Start of RAW RECORDS

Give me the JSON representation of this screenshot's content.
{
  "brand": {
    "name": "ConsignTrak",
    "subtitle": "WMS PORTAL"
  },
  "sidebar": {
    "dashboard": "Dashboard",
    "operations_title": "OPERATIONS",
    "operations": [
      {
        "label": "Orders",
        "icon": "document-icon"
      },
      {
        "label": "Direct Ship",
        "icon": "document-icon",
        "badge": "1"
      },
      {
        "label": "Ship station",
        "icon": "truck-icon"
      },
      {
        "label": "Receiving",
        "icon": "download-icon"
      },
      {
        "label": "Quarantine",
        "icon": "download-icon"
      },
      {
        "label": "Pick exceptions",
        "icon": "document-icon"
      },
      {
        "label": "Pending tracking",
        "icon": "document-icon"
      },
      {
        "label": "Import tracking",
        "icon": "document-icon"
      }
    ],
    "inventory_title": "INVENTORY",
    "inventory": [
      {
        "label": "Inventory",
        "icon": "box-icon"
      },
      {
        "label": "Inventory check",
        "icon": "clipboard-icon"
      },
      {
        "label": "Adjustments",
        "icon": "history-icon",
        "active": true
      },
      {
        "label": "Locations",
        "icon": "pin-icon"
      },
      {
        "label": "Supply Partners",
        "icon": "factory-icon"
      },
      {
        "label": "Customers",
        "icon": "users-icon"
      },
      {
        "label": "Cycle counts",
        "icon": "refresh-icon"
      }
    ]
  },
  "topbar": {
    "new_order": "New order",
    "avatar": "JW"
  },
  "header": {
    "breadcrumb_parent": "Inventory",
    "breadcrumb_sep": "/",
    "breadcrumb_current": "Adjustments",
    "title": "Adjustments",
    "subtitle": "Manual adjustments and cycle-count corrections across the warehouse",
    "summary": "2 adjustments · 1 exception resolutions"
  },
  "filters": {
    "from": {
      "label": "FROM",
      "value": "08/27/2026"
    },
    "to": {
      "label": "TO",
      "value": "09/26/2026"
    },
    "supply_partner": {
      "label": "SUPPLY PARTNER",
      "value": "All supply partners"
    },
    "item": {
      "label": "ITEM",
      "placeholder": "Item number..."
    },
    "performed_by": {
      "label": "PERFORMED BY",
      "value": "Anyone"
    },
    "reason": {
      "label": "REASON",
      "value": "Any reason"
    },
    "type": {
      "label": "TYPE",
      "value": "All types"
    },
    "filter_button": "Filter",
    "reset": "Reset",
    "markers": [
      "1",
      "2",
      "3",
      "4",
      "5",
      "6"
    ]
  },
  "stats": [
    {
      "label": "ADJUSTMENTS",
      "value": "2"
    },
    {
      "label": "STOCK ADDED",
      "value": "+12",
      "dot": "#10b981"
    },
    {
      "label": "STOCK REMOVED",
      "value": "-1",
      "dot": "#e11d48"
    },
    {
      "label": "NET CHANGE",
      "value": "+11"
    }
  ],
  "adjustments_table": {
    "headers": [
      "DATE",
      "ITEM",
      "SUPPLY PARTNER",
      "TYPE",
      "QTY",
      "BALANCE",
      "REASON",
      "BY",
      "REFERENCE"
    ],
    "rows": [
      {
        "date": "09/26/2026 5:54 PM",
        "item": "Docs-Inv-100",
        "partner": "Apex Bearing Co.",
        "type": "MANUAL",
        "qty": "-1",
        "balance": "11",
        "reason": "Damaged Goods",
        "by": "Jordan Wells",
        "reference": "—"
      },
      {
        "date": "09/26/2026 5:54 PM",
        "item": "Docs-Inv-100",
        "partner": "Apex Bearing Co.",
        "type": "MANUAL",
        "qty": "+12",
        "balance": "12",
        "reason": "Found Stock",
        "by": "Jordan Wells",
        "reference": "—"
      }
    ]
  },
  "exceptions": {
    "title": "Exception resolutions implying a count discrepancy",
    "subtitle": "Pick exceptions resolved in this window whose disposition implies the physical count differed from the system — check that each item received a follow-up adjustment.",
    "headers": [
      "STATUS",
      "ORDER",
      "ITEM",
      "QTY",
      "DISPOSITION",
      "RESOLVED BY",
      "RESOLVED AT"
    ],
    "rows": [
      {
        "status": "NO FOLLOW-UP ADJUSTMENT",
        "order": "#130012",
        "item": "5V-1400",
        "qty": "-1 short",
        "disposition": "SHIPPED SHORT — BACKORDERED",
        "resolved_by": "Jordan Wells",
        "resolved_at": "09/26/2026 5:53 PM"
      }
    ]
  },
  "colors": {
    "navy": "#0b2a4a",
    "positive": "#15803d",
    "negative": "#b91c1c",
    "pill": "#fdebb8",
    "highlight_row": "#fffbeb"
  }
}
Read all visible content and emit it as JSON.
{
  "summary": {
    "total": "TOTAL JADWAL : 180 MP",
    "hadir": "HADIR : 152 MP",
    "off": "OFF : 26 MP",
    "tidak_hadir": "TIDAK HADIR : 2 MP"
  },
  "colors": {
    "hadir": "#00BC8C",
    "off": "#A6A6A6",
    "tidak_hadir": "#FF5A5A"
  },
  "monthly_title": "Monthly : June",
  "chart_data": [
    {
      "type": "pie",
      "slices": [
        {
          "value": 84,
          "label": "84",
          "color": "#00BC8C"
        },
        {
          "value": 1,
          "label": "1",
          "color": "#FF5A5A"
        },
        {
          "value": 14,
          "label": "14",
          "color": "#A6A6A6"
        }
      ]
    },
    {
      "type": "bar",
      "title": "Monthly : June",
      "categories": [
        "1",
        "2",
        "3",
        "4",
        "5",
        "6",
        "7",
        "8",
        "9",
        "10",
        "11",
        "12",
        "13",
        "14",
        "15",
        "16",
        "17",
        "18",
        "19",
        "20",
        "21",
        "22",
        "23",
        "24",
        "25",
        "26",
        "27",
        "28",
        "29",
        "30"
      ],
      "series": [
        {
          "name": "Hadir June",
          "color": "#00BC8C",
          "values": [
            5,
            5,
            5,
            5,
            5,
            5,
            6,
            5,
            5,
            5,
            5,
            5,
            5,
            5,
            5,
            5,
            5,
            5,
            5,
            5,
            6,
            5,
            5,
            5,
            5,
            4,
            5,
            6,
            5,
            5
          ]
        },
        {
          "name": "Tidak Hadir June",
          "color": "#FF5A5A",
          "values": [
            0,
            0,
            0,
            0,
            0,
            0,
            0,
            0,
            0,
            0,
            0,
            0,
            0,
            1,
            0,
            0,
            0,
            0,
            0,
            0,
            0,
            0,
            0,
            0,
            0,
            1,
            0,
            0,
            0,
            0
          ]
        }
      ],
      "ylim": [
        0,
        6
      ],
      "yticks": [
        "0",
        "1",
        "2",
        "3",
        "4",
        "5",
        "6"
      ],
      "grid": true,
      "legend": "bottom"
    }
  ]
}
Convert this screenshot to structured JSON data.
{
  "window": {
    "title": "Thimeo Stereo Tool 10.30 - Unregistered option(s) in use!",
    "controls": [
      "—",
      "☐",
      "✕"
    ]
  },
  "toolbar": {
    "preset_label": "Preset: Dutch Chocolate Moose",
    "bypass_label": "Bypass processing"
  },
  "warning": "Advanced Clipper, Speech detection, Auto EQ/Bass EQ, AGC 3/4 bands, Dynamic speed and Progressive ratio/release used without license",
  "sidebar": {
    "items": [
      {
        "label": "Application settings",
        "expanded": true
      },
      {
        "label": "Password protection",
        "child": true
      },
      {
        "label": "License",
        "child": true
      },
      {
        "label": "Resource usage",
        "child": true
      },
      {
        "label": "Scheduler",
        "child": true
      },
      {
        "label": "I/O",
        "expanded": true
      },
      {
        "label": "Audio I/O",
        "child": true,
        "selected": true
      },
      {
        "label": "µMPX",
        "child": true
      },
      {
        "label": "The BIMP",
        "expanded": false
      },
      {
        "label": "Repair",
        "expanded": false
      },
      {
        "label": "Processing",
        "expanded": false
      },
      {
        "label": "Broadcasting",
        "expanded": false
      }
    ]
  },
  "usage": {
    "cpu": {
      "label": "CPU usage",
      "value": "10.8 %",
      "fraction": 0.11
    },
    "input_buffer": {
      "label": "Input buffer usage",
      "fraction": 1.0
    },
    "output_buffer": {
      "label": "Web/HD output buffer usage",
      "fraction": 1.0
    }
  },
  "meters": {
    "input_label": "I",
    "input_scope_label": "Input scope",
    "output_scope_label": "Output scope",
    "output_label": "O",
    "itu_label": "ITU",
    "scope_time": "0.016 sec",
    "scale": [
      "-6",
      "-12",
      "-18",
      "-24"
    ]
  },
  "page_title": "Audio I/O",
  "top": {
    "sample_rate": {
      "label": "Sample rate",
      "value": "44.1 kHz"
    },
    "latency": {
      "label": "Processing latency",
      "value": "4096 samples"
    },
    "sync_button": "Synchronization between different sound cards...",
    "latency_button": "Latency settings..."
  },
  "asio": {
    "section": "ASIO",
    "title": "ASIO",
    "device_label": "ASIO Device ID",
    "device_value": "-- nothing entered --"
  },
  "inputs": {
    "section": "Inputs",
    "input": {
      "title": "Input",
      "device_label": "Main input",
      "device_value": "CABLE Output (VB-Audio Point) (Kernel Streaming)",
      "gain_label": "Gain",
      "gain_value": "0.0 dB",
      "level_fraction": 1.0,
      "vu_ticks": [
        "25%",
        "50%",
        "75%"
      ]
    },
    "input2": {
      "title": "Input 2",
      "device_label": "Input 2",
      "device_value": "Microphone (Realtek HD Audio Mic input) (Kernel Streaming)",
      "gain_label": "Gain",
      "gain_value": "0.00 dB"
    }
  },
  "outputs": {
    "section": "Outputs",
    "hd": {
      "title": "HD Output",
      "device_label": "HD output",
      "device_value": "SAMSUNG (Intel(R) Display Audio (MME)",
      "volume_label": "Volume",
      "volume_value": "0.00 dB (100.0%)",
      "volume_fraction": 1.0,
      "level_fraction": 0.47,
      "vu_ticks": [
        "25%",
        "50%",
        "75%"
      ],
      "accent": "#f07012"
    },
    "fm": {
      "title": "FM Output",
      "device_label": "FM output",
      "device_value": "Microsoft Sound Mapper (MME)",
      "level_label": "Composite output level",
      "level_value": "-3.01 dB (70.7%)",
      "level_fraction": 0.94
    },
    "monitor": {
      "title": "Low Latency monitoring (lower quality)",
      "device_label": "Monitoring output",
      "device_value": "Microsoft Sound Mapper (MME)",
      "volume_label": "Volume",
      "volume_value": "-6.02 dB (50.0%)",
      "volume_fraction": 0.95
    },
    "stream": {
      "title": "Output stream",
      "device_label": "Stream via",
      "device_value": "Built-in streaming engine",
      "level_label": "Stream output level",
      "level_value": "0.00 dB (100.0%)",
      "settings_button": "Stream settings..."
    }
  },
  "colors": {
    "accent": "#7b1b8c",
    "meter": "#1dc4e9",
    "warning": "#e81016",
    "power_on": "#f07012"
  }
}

End of RAW RECORDS

SHORT TASK:
Pull out all lines in the data above that include "window".

RESPONSE TO THIS TASK:
    "subtitle": "Pick exceptions resolved in this window whose disposition implies the physical count differed from the system — check that each item received a follow-up adjustment.",
  "window": {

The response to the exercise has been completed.